Start Task data
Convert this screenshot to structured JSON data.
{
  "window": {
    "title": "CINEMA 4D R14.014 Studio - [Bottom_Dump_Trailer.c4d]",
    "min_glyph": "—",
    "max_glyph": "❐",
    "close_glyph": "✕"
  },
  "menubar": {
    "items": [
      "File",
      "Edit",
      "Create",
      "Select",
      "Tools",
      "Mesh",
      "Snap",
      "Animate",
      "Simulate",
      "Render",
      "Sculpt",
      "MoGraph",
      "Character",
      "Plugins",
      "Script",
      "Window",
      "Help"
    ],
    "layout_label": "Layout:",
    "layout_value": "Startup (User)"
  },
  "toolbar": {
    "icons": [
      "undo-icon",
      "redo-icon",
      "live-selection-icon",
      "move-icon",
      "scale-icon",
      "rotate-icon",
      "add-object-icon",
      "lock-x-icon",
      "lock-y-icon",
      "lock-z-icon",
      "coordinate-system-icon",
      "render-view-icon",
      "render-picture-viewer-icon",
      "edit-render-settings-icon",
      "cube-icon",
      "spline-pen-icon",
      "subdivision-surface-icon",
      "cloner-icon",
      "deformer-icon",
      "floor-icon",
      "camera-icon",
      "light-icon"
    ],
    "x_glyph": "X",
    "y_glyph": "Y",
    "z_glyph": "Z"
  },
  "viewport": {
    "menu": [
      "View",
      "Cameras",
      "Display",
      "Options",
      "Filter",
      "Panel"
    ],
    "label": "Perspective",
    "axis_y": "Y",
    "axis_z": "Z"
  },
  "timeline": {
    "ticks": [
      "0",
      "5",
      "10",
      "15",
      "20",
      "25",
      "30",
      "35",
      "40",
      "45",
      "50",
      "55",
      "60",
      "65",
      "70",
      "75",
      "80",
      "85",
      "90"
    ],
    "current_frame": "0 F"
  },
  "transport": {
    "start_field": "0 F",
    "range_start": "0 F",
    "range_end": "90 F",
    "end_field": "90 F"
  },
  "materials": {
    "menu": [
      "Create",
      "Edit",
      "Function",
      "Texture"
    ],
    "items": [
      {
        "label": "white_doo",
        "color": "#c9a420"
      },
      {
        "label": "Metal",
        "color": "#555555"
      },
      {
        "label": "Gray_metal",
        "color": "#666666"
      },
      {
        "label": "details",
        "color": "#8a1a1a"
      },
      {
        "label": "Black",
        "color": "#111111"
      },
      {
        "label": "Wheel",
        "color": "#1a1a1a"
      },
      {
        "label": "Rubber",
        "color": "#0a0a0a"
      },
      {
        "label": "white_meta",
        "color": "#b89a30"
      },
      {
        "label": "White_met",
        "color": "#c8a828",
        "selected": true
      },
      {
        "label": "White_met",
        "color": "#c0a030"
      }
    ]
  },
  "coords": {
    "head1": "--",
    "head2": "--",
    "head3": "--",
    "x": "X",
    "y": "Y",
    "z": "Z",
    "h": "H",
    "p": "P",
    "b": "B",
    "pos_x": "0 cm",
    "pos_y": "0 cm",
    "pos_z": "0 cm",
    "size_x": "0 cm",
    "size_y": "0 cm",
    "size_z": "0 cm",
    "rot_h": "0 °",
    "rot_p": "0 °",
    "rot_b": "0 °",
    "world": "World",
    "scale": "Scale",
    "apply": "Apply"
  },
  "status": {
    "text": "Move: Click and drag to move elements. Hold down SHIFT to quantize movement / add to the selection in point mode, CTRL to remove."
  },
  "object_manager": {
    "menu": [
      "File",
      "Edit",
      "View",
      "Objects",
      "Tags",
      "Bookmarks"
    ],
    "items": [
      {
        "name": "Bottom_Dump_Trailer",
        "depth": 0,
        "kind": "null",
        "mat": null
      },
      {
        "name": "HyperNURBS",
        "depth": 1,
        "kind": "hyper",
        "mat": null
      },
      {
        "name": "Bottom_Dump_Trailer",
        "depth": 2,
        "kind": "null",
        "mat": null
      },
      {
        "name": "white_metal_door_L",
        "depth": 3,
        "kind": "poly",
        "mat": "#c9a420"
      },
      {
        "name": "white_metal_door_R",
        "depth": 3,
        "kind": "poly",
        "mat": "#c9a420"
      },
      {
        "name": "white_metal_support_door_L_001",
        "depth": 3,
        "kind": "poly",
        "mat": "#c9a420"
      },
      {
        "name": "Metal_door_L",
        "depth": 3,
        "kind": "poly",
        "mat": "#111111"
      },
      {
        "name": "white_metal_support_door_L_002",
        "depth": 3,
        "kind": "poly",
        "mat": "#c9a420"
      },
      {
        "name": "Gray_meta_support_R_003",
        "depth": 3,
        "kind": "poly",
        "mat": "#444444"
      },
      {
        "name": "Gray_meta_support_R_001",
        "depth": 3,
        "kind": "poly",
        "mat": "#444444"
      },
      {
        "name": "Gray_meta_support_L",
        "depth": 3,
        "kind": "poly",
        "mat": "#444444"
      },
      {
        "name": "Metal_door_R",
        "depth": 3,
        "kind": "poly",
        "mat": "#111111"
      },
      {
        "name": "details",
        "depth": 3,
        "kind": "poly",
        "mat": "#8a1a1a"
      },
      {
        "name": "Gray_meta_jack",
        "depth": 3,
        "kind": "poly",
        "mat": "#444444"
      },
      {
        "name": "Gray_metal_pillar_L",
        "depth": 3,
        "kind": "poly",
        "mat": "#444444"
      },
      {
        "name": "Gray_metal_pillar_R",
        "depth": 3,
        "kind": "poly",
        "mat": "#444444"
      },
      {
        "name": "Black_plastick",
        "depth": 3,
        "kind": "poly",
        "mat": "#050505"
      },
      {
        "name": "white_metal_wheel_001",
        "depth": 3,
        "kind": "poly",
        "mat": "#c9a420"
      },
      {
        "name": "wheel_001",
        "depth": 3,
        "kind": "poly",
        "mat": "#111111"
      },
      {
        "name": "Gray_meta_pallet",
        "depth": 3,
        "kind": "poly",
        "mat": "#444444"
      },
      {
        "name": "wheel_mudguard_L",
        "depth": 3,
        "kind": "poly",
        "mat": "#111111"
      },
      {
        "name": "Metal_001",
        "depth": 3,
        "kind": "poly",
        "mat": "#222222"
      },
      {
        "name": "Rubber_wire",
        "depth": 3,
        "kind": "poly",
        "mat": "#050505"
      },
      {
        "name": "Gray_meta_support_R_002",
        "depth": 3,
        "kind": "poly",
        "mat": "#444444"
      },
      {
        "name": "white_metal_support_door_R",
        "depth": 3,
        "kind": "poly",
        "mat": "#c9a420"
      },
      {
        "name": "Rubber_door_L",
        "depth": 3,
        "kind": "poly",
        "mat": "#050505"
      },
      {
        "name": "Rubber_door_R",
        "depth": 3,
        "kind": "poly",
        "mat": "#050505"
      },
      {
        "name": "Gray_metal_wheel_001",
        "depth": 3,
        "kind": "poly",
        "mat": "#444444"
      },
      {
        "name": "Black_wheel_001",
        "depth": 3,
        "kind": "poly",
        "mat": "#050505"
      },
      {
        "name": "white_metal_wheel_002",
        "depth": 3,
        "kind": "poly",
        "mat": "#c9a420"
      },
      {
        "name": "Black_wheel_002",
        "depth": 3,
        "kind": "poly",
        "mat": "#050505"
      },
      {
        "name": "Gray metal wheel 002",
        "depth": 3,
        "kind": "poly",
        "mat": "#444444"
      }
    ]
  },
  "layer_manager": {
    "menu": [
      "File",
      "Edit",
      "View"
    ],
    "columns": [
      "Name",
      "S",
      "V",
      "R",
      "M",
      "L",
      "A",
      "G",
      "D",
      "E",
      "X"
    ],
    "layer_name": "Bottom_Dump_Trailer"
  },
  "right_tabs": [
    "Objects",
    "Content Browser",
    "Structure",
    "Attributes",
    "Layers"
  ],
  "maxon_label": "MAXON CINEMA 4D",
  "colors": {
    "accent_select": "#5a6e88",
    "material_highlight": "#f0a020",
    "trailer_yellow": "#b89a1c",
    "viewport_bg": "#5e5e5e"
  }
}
End Task data
**Task directions**
From the records above, copy every line that holds the word "CINEMA".

**Completed exercise**
    "title": "CINEMA 4D R14.014 Studio - [Bottom_Dump_Trailer.c4d]",
  "maxon_label": "MAXON CINEMA 4D",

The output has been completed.